## Exercise
Please write out the material below exactly as given.

## Dataset excerpts
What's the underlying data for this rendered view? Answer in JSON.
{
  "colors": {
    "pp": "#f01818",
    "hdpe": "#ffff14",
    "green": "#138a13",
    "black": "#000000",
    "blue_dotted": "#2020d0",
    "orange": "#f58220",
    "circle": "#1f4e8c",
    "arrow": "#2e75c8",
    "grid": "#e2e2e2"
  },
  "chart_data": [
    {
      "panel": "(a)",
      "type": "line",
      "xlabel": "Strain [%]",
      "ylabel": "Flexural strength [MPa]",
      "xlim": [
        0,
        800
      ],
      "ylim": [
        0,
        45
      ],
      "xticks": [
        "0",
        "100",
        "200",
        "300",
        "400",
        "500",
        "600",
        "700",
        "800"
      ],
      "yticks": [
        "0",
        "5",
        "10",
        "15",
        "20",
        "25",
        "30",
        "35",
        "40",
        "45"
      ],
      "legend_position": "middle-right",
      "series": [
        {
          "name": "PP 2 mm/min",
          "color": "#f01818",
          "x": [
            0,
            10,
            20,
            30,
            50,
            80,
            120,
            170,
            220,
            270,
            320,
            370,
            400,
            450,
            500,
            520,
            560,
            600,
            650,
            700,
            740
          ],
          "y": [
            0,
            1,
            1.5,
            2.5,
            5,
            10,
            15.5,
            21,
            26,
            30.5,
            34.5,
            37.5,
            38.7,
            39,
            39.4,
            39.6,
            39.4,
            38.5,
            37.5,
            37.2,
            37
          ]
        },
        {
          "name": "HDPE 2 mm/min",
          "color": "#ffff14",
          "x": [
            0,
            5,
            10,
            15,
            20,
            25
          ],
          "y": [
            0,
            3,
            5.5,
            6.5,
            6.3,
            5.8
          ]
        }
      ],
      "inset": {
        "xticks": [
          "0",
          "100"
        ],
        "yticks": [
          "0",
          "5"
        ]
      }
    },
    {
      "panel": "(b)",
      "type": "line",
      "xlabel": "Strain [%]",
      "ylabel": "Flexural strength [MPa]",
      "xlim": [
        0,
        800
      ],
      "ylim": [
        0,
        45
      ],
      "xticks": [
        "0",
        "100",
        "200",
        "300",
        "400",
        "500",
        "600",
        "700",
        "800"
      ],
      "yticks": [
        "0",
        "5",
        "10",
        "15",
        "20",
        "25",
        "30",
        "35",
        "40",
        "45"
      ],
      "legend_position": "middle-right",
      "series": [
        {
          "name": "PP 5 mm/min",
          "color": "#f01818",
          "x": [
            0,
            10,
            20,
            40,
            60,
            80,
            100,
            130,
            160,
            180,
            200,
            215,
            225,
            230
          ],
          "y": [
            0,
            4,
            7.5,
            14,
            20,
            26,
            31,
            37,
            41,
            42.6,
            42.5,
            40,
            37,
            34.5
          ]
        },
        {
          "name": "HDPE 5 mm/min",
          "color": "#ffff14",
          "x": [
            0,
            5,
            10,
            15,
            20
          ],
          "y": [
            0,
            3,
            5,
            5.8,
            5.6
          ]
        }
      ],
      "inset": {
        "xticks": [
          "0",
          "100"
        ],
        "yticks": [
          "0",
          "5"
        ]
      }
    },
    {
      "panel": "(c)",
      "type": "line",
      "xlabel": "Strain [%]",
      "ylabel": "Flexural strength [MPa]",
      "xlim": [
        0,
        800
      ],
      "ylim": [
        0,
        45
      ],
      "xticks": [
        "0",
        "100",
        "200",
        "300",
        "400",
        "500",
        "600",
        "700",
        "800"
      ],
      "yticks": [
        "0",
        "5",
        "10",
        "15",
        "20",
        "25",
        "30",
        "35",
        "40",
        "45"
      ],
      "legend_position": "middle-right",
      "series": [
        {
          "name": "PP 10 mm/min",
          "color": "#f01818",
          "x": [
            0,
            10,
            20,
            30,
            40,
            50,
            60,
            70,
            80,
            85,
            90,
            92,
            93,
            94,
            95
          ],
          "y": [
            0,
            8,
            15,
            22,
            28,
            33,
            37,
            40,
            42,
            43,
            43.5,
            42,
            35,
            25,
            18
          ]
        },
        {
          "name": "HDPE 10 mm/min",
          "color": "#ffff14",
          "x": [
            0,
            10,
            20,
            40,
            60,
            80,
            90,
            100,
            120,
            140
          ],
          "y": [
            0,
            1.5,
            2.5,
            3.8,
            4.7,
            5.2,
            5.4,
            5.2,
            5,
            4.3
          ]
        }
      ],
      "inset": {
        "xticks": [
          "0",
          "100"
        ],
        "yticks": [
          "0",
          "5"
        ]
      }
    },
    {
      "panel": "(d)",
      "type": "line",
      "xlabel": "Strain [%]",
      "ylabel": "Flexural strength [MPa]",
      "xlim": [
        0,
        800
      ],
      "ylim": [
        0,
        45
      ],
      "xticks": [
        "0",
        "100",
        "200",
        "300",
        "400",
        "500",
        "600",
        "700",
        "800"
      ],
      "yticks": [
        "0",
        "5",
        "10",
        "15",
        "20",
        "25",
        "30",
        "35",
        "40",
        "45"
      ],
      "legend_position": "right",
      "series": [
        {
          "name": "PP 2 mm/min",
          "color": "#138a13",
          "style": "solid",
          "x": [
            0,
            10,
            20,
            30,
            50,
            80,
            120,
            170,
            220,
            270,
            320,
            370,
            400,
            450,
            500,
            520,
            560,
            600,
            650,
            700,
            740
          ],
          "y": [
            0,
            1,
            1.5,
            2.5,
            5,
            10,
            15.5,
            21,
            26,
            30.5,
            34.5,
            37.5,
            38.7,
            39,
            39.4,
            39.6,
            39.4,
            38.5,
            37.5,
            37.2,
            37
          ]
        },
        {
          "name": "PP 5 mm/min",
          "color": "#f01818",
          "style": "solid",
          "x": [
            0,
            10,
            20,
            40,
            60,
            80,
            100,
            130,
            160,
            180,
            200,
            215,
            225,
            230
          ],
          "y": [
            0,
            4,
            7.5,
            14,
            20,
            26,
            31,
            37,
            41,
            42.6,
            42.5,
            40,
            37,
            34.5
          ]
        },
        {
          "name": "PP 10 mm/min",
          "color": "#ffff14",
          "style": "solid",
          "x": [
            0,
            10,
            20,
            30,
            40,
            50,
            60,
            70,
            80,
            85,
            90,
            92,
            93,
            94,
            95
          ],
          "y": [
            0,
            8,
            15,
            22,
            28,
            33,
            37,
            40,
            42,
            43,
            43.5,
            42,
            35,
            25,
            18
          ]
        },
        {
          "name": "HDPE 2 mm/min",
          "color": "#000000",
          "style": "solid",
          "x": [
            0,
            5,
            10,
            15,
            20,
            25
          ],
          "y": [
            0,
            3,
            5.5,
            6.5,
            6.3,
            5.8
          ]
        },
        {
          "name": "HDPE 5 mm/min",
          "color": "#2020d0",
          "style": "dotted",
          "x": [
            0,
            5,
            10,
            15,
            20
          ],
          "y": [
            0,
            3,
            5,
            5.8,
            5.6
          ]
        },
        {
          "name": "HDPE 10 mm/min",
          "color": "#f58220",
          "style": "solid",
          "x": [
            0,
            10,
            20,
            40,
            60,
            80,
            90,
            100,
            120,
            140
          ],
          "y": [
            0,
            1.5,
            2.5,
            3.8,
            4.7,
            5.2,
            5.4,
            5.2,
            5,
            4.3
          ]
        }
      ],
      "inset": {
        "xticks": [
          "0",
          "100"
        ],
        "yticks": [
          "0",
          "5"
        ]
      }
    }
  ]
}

## Expected answer
What's the underlying data for this rendered view? Answer in JSON.
{
  "colors": {
    "pp": "#f01818",
    "hdpe": "#ffff14",
    "green": "#138a13",
    "black": "#000000",
    "blue_dotted": "#2020d0",
    "orange": "#f58220",
    "circle": "#1f4e8c",
    "arrow": "#2e75c8",
    "grid": "#e2e2e2"
  },
  "chart_data": [
    {
      "panel": "(a)",
      "type": "line",
      "xlabel": "Strain [%]",
      "ylabel": "Flexural strength [MPa]",
      "xlim": [
        0,
        800
      ],
      "ylim": [
        0,
        45
      ],
      "xticks": [
        "0",
        "100",
        "200",
        "300",
        "400",
        "500",
        "600",
        "700",
        "800"
      ],
      "yticks": [
        "0",
        "5",
        "10",
        "15",
        "20",
        "25",
        "30",
        "35",
        "40",
        "45"
      ],
      "legend_position": "middle-right",
      "series": [
        {
          "name": "PP 2 mm/min",
          "color": "#f01818",
          "x": [
            0,
            10,
            20,
            30,
            50,
            80,
            120,
            170,
            220,
            270,
            320,
            370,
            400,
            450,
            500,
            520,
            560,
            600,
            650,
            700,
            740
          ],
          "y": [
            0,
            1,
            1.5,
            2.5,
            5,
            10,
            15.5,
            21,
            26,
            30.5,
            34.5,
            37.5,
            38.7,
            39,
            39.4,
            39.6,
            39.4,
            38.5,
            37.5,
            37.2,
            37
          ]
        },
        {
          "name": "HDPE 2 mm/min",
          "color": "#ffff14",
          "x": [
            0,
            5,
            10,
            15,
            20,
            25
          ],
          "y": [
            0,
            3,
            5.5,
            6.5,
            6.3,
            5.8
          ]
        }
      ],
      "inset": {
        "xticks": [
          "0",
          "100"
        ],
        "yticks": [
          "0",
          "5"
        ]
      }
    },
    {
      "panel": "(b)",
      "type": "line",
      "xlabel": "Strain [%]",
      "ylabel": "Flexural strength [MPa]",
      "xlim": [
        0,
        800
      ],
      "ylim": [
        0,
        45
      ],
      "xticks": [
        "0",
        "100",
        "200",
        "300",
        "400",
        "500",
        "600",
        "700",
        "800"
      ],
      "yticks": [
        "0",
        "5",
        "10",
        "15",
        "20",
        "25",
        "30",
        "35",
        "40",
        "45"
      ],
      "legend_position": "middle-right",
      "series": [
        {
          "name": "PP 5 mm/min",
          "color": "#f01818",
          "x": [
            0,
            10,
            20,
            40,
            60,
            80,
            100,
            130,
            160,
            180,
            200,
            215,
            225,
            230
          ],
          "y": [
            0,
            4,
            7.5,
            14,
            20,
            26,
            31,
            37,
            41,
            42.6,
            42.5,
            40,
            37,
            34.5
          ]
        },
        {
          "name": "HDPE 5 mm/min",
          "color": "#ffff14",
          "x": [
            0,
            5,
            10,
            15,
            20
          ],
          "y": [
            0,
            3,
            5,
            5.8,
            5.6
          ]
        }
      ],
      "inset": {
        "xticks": [
          "0",
          "100"
        ],
        "yticks": [
          "0",
          "5"
        ]
      }
    },
    {
      "panel": "(c)",
      "type": "line",
      "xlabel": "Strain [%]",
      "ylabel": "Flexural strength [MPa]",
      "xlim": [
        0,
        800
      ],
      "ylim": [
        0,
        45
      ],
      "xticks": [
        "0",
        "100",
        "200",
        "300",
        "400",
        "500",
        "600",
        "700",
        "800"
      ],
      "yticks": [
        "0",
        "5",
        "10",
        "15",
        "20",
        "25",
        "30",
        "35",
        "40",
        "45"
      ],
      "legend_position": "middle-right",
      "series": [
        {
          "name": "PP 10 mm/min",
          "color": "#f01818",
          "x": [
            0,
            10,
            20,
            30,
            40,
            50,
            60,
            70,
            80,
            85,
            90,
            92,
            93,
            94,
            95
          ],
          "y": [
            0,
            8,
            15,
            22,
            28,
            33,
            37,
            40,
            42,
            43,
            43.5,
            42,
            35,
            25,
            18
          ]
        },
        {
          "name": "HDPE 10 mm/min",
          "color": "#ffff14",
          "x": [
            0,
            10,
            20,
            40,
            60,
            80,
            90,
            100,
            120,
            140
          ],
          "y": [
            0,
            1.5,
            2.5,
            3.8,
            4.7,
            5.2,
            5.4,
            5.2,
            5,
            4.3
          ]
        }
      ],
      "inset": {
        "xticks": [
          "0",
          "100"
        ],
        "yticks": [
          "0",
          "5"
        ]
      }
    },
    {
      "panel": "(d)",
      "type": "line",
      "xlabel": "Strain [%]",
      "ylabel": "Flexural strength [MPa]",
      "xlim": [
        0,
        800
      ],
      "ylim": [
        0,
        45
      ],
      "xticks": [
        "0",
        "100",
        "200",
        "300",
        "400",
        "500",
        "600",
        "700",
        "800"
      ],
      "yticks": [
        "0",
        "5",
        "10",
        "15",
        "20",
        "25",
        "30",
        "35",
        "40",
        "45"
      ],
      "legend_position": "right",
      "series": [
        {
          "name": "PP 2 mm/min",
          "color": "#138a13",
          "style": "solid",
          "x": [
            0,
            10,
            20,
            30,
            50,
            80,
            120,
            170,
            220,
            270,
            320,
            370,
            400,
            450,
            500,
            520,
            560,
            600,
            650,
            700,
            740
          ],
          "y": [
            0,
            1,
            1.5,
            2.5,
            5,
            10,
            15.5,
            21,
            26,
            30.5,
            34.5,
            37.5,
            38.7,
            39,
            39.4,
            39.6,
            39.4,
            38.5,
            37.5,
            37.2,
            37
          ]
        },
        {
          "name": "PP 5 mm/min",
          "color": "#f01818",
          "style": "solid",
          "x": [
            0,
            10,
            20,
            40,
            60,
            80,
            100,
            130,
            160,
            180,
            200,
            215,
            225,
            230
          ],
          "y": [
            0,
            4,
            7.5,
            14,
            20,
            26,
            31,
            37,
            41,
            42.6,
            42.5,
            40,
            37,
            34.5
          ]
        },
        {
          "name": "PP 10 mm/min",
          "color": "#ffff14",
          "style": "solid",
          "x": [
            0,
            10,
            20,
            30,
            40,
            50,
            60,
            70,
            80,
            85,
            90,
            92,
            93,
            94,
            95
          ],
          "y": [
            0,
            8,
            15,
            22,
            28,
            33,
            37,
            40,
            42,
            43,
            43.5,
            42,
            35,
            25,
            18
          ]
        },
        {
          "name": "HDPE 2 mm/min",
          "color": "#000000",
          "style": "solid",
          "x": [
            0,
            5,
            10,
            15,
            20,
            25
          ],
          "y": [
            0,
            3,
            5.5,
            6.5,
            6.3,
            5.8
          ]
        },
        {
          "name": "HDPE 5 mm/min",
          "color": "#2020d0",
          "style": "dotted",
          "x": [
            0,
            5,
            10,
            15,
            20
          ],
          "y": [
            0,
            3,
            5,
            5.8,
            5.6
          ]
        },
        {
          "name": "HDPE 10 mm/min",
          "color": "#f58220",
          "style": "solid",
          "x": [
            0,
            10,
            20,
            40,
            60,
            80,
            90,
            100,
            120,
            140
          ],
          "y": [
            0,
            1.5,
            2.5,
            3.8,
            4.7,
            5.2,
            5.4,
            5.2,
            5,
            4.3
          ]
        }
      ],
      "inset": {
        "xticks": [
          "0",
          "100"
        ],
        "yticks": [
          "0",
          "5"
        ]
      }
    }
  ]
}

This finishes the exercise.